___ Records provided

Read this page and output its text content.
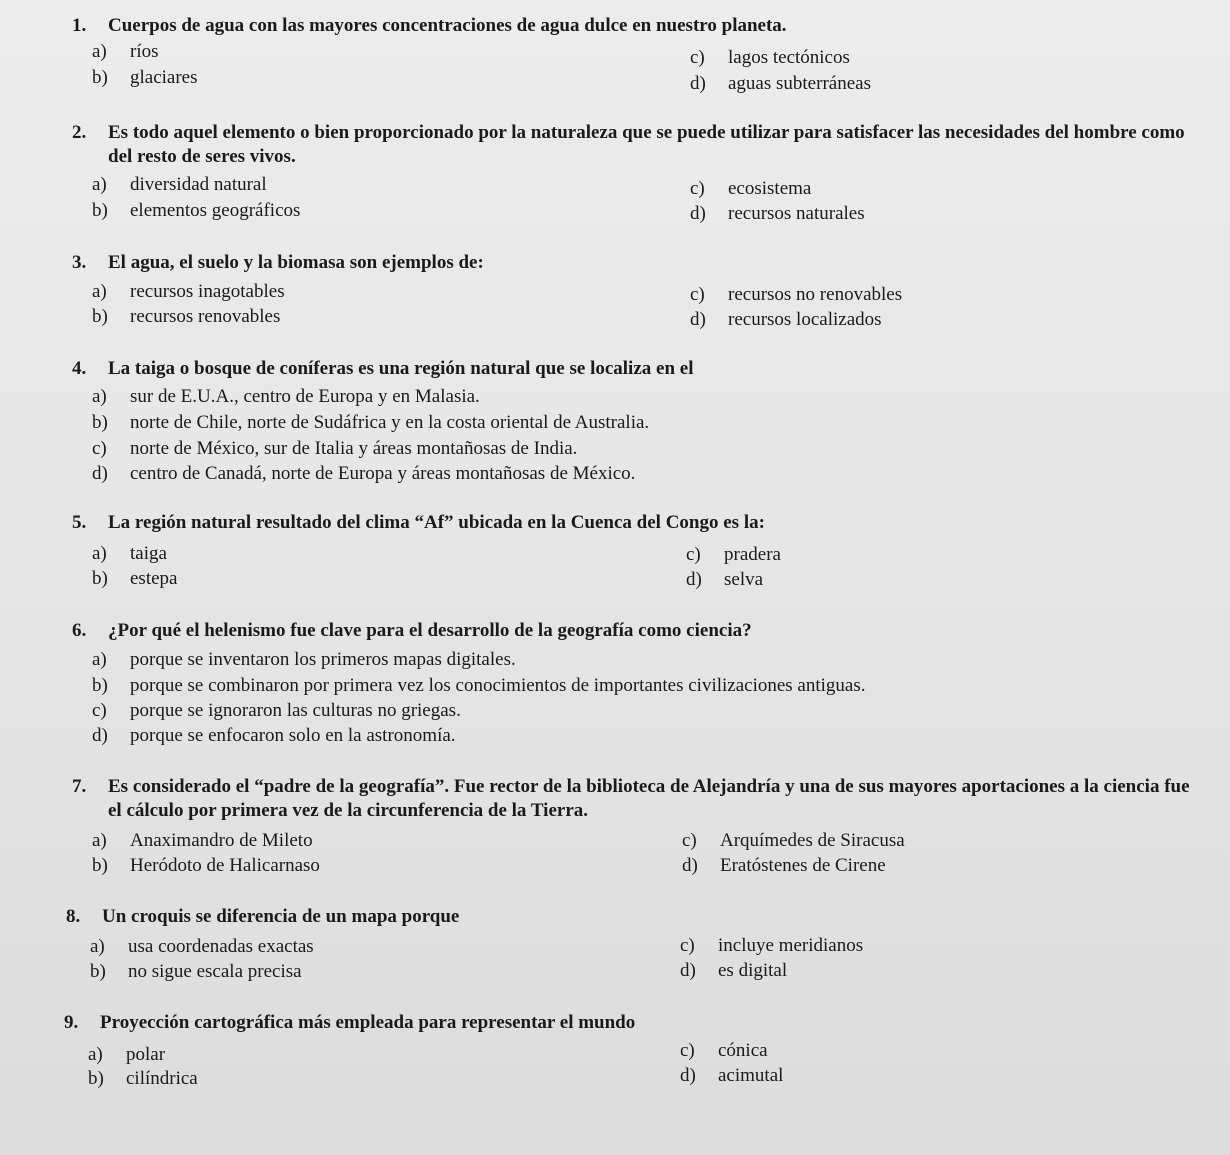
1. Cuerpos de agua con las mayores concentraciones de agua dulce en nuestro planeta.
a) ríos
b) glaciares
c) lagos tectónicos
d) aguas subterráneas
2. Es todo aquel elemento o bien proporcionado por la naturaleza que se puede utilizar para satisfacer las necesidades del hombre como del resto de seres vivos.
a) diversidad natural
b) elementos geográficos
c) ecosistema
d) recursos naturales
3. El agua, el suelo y la biomasa son ejemplos de:
a) recursos inagotables
b) recursos renovables
c) recursos no renovables
d) recursos localizados
4. La taiga o bosque de coníferas es una región natural que se localiza en el
a) sur de E.U.A., centro de Europa y en Malasia.
b) norte de Chile, norte de Sudáfrica y en la costa oriental de Australia.
c) norte de México, sur de Italia y áreas montañosas de India.
d) centro de Canadá, norte de Europa y áreas montañosas de México.
5. La región natural resultado del clima “Af” ubicada en la Cuenca del Congo es la:
a) taiga
b) estepa
c) pradera
d) selva
6. ¿Por qué el helenismo fue clave para el desarrollo de la geografía como ciencia?
a) porque se inventaron los primeros mapas digitales.
b) porque se combinaron por primera vez los conocimientos de importantes civilizaciones antiguas.
c) porque se ignoraron las culturas no griegas.
d) porque se enfocaron solo en la astronomía.
7. Es considerado el “padre de la geografía”. Fue rector de la biblioteca de Alejandría y una de sus mayores aportaciones a la ciencia fue el cálculo por primera vez de la circunferencia de la Tierra.
a) Anaximandro de Mileto
b) Heródoto de Halicarnaso
c) Arquímedes de Siracusa
d) Eratóstenes de Cirene
8. Un croquis se diferencia de un mapa porque
a) usa coordenadas exactas
b) no sigue escala precisa
c) incluye meridianos
d) es digital
9. Proyección cartográfica más empleada para representar el mundo
a) polar
b) cilíndrica
c) cónica
d) acimutal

______

*The request*: Leave the images out and output the remaining material exactly as it stands.

*Completed exercise*:
Read this page and output its text content.
1. Cuerpos de agua con las mayores concentraciones de agua dulce en nuestro planeta.
a) ríos
b) glaciares
c) lagos tectónicos
d) aguas subterráneas
2. Es todo aquel elemento o bien proporcionado por la naturaleza que se puede utilizar para satisfacer las necesidades del hombre como del resto de seres vivos.
a) diversidad natural
b) elementos geográficos
c) ecosistema
d) recursos naturales
3. El agua, el suelo y la biomasa son ejemplos de:
a) recursos inagotables
b) recursos renovables
c) recursos no renovables
d) recursos localizados
4. La taiga o bosque de coníferas es una región natural que se localiza en el
a) sur de E.U.A., centro de Europa y en Malasia.
b) norte de Chile, norte de Sudáfrica y en la costa oriental de Australia.
c) norte de México, sur de Italia y áreas montañosas de India.
d) centro de Canadá, norte de Europa y áreas montañosas de México.
5. La región natural resultado del clima “Af” ubicada en la Cuenca del Congo es la:
a) taiga
b) estepa
c) pradera
d) selva
6. ¿Por qué el helenismo fue clave para el desarrollo de la geografía como ciencia?
a) porque se inventaron los primeros mapas digitales.
b) porque se combinaron por primera vez los conocimientos de importantes civilizaciones antiguas.
c) porque se ignoraron las culturas no griegas.
d) porque se enfocaron solo en la astronomía.
7. Es considerado el “padre de la geografía”. Fue rector de la biblioteca de Alejandría y una de sus mayores aportaciones a la ciencia fue el cálculo por primera vez de la circunferencia de la Tierra.
a) Anaximandro de Mileto
b) Heródoto de Halicarnaso
c) Arquímedes de Siracusa
d) Eratóstenes de Cirene
8. Un croquis se diferencia de un mapa porque
a) usa coordenadas exactas
b) no sigue escala precisa
c) incluye meridianos
d) es digital
9. Proyección cartográfica más empleada para representar el mundo
a) polar
b) cilíndrica
c) cónica
d) acimutal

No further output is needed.